╭──

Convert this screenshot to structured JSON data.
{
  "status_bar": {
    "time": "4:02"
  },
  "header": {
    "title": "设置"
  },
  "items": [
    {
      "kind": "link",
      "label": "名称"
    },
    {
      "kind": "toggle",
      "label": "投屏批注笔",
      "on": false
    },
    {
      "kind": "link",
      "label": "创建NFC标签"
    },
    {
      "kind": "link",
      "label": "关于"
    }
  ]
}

╰──
╭──

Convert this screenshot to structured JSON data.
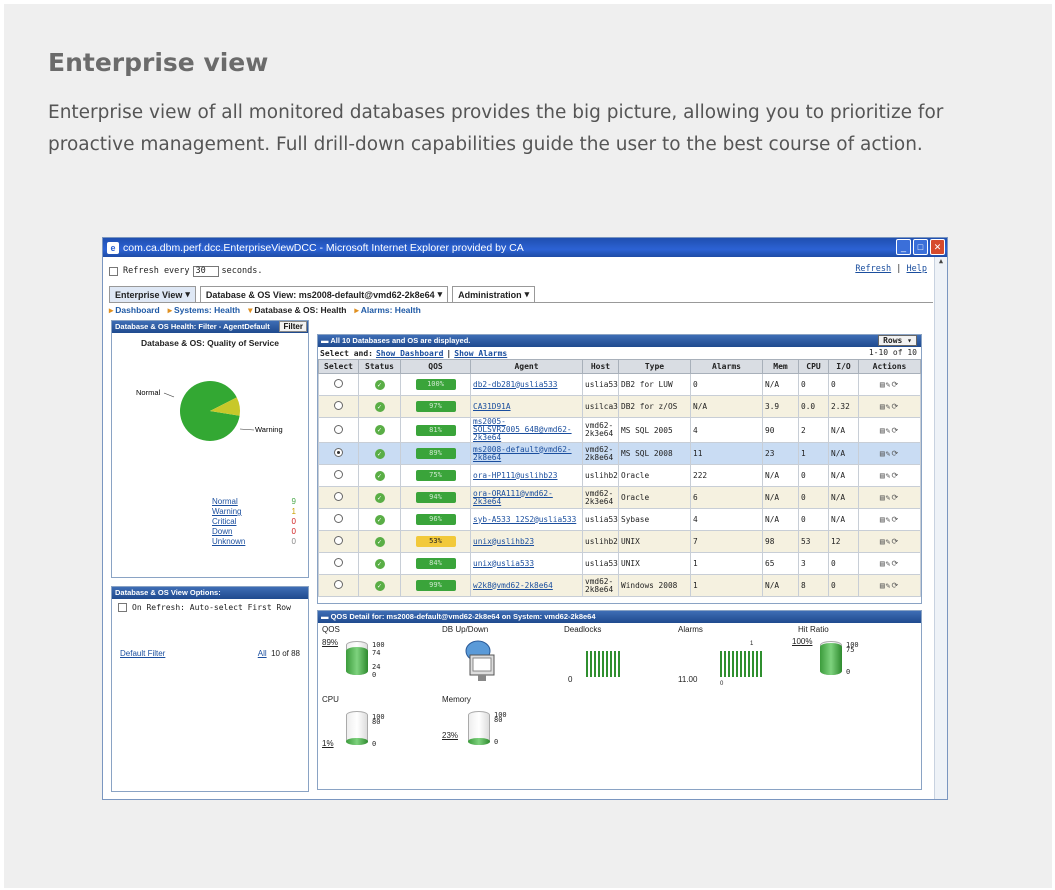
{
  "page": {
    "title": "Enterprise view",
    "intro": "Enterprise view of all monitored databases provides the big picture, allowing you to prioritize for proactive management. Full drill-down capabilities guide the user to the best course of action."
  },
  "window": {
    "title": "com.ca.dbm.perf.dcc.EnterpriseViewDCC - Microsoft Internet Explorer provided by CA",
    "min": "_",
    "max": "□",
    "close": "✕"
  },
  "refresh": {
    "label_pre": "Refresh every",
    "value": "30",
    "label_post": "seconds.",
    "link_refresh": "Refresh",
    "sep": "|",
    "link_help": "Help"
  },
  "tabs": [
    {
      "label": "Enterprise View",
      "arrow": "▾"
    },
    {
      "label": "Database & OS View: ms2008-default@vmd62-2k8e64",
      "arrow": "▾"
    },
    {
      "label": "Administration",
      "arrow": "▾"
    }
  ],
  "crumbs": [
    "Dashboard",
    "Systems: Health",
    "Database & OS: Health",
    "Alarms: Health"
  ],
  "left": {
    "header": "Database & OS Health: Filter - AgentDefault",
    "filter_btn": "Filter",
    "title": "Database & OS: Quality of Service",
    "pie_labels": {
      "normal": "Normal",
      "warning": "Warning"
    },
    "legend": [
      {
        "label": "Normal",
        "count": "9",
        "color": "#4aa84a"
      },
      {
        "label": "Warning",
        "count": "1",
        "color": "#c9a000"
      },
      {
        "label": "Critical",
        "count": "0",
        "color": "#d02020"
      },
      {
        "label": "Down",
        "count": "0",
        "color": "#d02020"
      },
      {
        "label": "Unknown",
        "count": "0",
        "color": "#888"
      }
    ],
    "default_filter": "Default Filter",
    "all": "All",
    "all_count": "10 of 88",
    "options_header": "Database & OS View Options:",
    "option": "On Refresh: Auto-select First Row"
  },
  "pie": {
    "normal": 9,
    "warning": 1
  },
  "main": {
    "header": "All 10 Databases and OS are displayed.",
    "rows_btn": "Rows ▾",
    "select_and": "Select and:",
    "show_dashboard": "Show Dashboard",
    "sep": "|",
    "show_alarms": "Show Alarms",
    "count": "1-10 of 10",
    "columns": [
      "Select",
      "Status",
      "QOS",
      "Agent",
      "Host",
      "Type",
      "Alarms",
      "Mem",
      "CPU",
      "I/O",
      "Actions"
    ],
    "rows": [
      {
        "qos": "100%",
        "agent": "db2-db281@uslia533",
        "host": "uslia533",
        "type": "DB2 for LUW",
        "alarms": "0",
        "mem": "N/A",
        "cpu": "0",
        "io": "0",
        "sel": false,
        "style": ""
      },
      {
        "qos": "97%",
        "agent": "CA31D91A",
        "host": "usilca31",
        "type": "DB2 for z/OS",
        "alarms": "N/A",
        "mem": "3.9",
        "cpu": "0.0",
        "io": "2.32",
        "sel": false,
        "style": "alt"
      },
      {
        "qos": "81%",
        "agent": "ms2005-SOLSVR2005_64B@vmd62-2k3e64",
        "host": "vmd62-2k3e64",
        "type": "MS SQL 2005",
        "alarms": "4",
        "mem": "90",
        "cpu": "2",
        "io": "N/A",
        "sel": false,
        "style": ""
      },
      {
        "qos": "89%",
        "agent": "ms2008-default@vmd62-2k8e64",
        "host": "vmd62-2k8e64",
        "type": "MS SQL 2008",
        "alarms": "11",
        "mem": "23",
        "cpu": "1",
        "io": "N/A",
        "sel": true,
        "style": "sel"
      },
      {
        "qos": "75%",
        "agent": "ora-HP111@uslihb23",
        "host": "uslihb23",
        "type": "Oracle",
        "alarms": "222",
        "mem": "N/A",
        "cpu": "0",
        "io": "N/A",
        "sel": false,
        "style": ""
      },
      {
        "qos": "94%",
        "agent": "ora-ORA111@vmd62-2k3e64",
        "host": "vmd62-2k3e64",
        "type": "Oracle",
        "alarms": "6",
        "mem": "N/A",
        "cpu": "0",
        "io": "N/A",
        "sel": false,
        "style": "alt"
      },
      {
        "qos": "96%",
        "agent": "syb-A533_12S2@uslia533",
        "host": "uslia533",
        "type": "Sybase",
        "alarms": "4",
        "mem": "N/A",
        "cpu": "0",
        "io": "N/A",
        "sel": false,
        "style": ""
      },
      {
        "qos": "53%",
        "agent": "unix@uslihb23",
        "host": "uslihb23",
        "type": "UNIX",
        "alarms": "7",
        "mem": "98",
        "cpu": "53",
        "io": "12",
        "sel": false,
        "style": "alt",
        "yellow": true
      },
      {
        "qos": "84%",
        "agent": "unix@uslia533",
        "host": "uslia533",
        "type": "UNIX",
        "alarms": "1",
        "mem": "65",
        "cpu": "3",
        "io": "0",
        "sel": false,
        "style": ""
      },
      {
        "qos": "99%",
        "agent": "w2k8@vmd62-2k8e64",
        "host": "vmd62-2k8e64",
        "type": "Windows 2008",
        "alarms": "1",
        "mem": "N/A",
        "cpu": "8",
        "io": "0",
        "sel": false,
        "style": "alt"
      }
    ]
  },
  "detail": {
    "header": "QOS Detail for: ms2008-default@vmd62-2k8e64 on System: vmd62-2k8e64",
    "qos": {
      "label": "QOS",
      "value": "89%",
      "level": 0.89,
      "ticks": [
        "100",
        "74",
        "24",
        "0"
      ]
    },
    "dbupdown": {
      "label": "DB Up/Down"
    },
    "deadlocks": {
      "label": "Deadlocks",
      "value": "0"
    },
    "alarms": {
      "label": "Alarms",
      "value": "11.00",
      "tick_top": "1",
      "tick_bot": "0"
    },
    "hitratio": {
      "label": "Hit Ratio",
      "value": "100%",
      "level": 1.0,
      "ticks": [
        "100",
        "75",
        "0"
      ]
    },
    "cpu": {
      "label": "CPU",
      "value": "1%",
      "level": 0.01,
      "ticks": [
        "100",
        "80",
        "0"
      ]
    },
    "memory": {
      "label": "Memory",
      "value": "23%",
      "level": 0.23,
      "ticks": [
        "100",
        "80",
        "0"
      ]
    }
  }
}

╰──

REQUIRED TASK: Find the word "Filter" in the data and show each line that holds it.

CORRECT RESPONSE:
    "header": "Database & OS Health: Filter - AgentDefault",
    "filter_btn": "Filter",
    "default_filter": "Default Filter",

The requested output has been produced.